--- start Records supplied ---
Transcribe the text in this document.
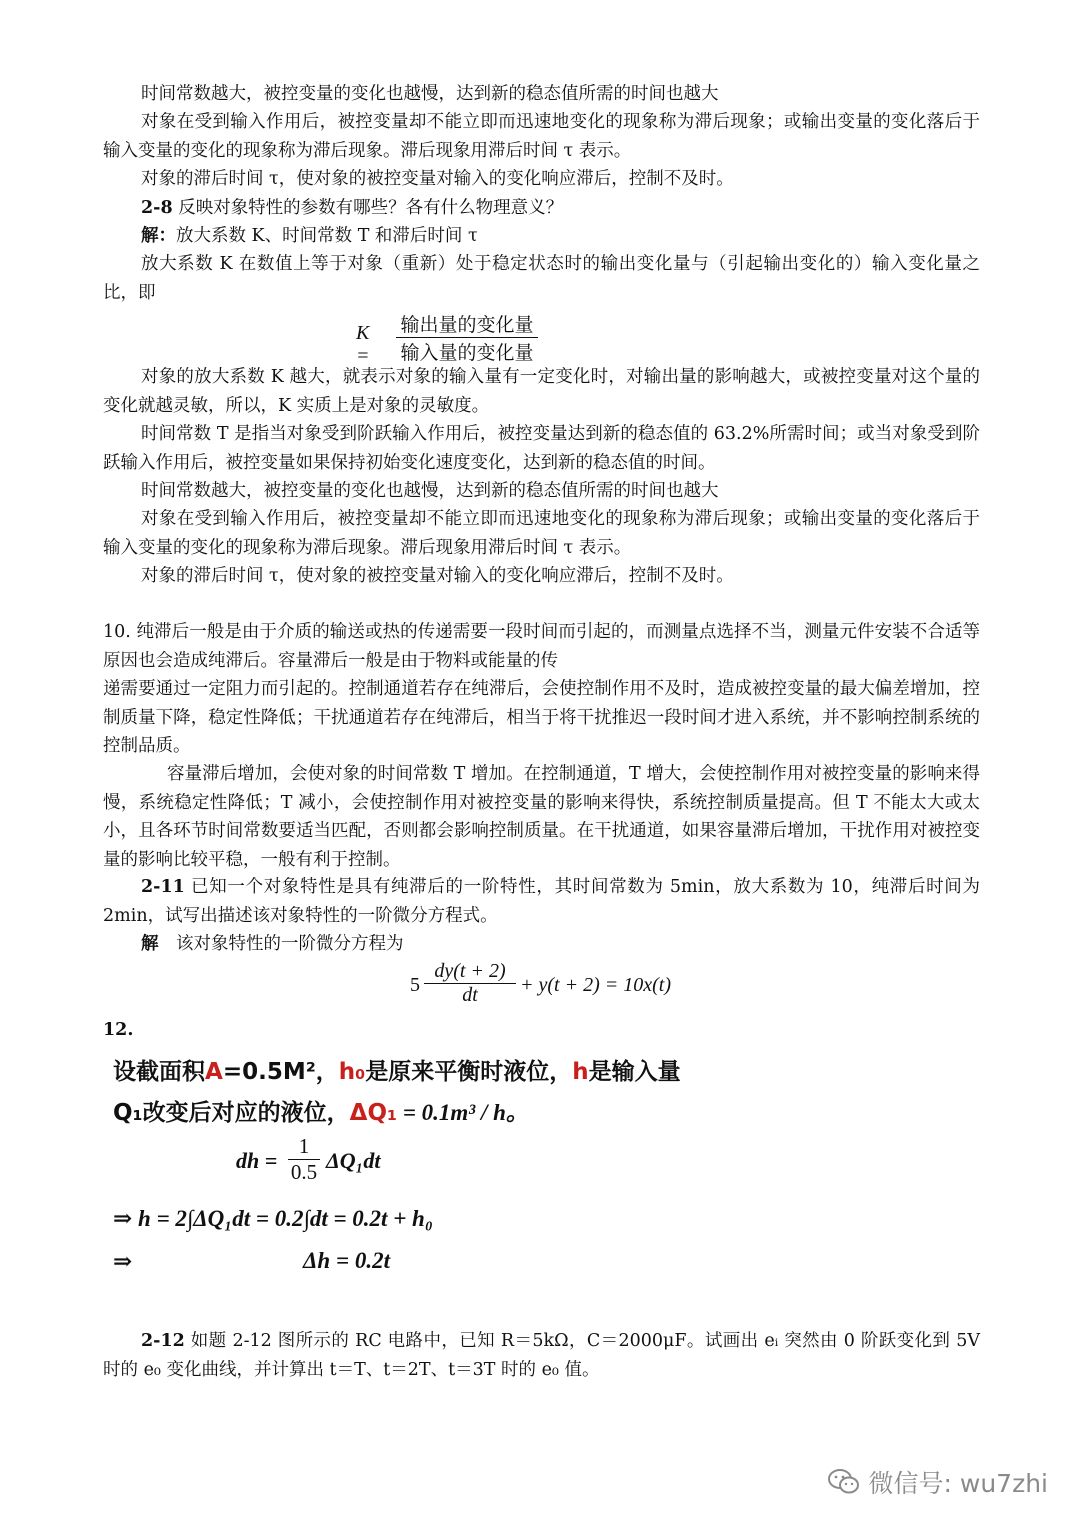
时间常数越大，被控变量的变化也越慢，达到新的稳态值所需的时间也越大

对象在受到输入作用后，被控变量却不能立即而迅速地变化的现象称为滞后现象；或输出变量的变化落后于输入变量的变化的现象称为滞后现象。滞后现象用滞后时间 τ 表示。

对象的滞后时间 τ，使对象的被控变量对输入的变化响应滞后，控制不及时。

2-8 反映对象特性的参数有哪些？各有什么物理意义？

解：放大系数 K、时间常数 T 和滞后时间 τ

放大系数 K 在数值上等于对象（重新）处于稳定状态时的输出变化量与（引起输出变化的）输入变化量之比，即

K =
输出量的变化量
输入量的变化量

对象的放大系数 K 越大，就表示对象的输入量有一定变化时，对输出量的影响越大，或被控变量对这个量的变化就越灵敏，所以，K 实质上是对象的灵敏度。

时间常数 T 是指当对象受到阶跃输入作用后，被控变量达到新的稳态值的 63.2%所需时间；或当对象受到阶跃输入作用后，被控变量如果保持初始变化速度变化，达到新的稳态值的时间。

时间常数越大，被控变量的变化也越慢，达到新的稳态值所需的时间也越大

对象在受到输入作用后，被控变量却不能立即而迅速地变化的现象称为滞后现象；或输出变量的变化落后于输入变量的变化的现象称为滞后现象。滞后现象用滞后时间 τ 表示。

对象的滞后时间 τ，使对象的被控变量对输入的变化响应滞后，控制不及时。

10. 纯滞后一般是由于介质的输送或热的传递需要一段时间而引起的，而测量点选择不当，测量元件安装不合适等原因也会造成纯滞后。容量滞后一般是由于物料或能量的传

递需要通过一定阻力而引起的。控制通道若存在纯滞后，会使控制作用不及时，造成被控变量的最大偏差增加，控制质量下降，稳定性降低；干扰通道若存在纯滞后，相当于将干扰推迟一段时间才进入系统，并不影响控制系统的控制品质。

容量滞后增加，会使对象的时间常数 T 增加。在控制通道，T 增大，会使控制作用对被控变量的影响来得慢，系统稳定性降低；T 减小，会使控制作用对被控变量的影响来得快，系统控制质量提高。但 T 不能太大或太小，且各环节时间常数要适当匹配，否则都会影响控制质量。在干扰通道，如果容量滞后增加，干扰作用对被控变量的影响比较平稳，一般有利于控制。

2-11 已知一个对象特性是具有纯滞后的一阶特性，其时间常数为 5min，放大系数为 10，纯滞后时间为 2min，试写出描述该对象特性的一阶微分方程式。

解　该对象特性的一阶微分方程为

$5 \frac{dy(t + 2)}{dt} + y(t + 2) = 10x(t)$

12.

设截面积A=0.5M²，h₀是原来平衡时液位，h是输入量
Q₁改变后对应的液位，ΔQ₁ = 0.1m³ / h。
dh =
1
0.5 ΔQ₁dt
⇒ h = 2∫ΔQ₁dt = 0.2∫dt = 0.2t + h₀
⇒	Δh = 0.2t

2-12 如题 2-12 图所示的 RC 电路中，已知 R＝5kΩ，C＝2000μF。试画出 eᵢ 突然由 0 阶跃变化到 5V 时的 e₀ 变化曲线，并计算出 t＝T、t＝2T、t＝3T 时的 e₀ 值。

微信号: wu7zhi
--- end Records supplied ---
Challenge =>
The records above should be reproduced exactly, with no pictures included.

Result of this task =>
Transcribe the text in this document.
时间常数越大，被控变量的变化也越慢，达到新的稳态值所需的时间也越大

对象在受到输入作用后，被控变量却不能立即而迅速地变化的现象称为滞后现象；或输出变量的变化落后于输入变量的变化的现象称为滞后现象。滞后现象用滞后时间 τ 表示。

对象的滞后时间 τ，使对象的被控变量对输入的变化响应滞后，控制不及时。

2-8 反映对象特性的参数有哪些？各有什么物理意义？

解：放大系数 K、时间常数 T 和滞后时间 τ

放大系数 K 在数值上等于对象（重新）处于稳定状态时的输出变化量与（引起输出变化的）输入变化量之比，即

K =
输出量的变化量
输入量的变化量

对象的放大系数 K 越大，就表示对象的输入量有一定变化时，对输出量的影响越大，或被控变量对这个量的变化就越灵敏，所以，K 实质上是对象的灵敏度。

时间常数 T 是指当对象受到阶跃输入作用后，被控变量达到新的稳态值的 63.2%所需时间；或当对象受到阶跃输入作用后，被控变量如果保持初始变化速度变化，达到新的稳态值的时间。

时间常数越大，被控变量的变化也越慢，达到新的稳态值所需的时间也越大

对象在受到输入作用后，被控变量却不能立即而迅速地变化的现象称为滞后现象；或输出变量的变化落后于输入变量的变化的现象称为滞后现象。滞后现象用滞后时间 τ 表示。

对象的滞后时间 τ，使对象的被控变量对输入的变化响应滞后，控制不及时。

10. 纯滞后一般是由于介质的输送或热的传递需要一段时间而引起的，而测量点选择不当，测量元件安装不合适等原因也会造成纯滞后。容量滞后一般是由于物料或能量的传

递需要通过一定阻力而引起的。控制通道若存在纯滞后，会使控制作用不及时，造成被控变量的最大偏差增加，控制质量下降，稳定性降低；干扰通道若存在纯滞后，相当于将干扰推迟一段时间才进入系统，并不影响控制系统的控制品质。

容量滞后增加，会使对象的时间常数 T 增加。在控制通道，T 增大，会使控制作用对被控变量的影响来得慢，系统稳定性降低；T 减小，会使控制作用对被控变量的影响来得快，系统控制质量提高。但 T 不能太大或太小，且各环节时间常数要适当匹配，否则都会影响控制质量。在干扰通道，如果容量滞后增加，干扰作用对被控变量的影响比较平稳，一般有利于控制。

2-11 已知一个对象特性是具有纯滞后的一阶特性，其时间常数为 5min，放大系数为 10，纯滞后时间为 2min，试写出描述该对象特性的一阶微分方程式。

解　该对象特性的一阶微分方程为

$5 \frac{dy(t + 2)}{dt} + y(t + 2) = 10x(t)$

12.

设截面积A=0.5M²，h₀是原来平衡时液位，h是输入量
Q₁改变后对应的液位，ΔQ₁ = 0.1m³ / h。
dh =
1
0.5 ΔQ₁dt
⇒ h = 2∫ΔQ₁dt = 0.2∫dt = 0.2t + h₀
⇒	Δh = 0.2t

2-12 如题 2-12 图所示的 RC 电路中，已知 R＝5kΩ，C＝2000μF。试画出 eᵢ 突然由 0 阶跃变化到 5V 时的 e₀ 变化曲线，并计算出 t＝T、t＝2T、t＝3T 时的 e₀ 值。

微信号: wu7zhi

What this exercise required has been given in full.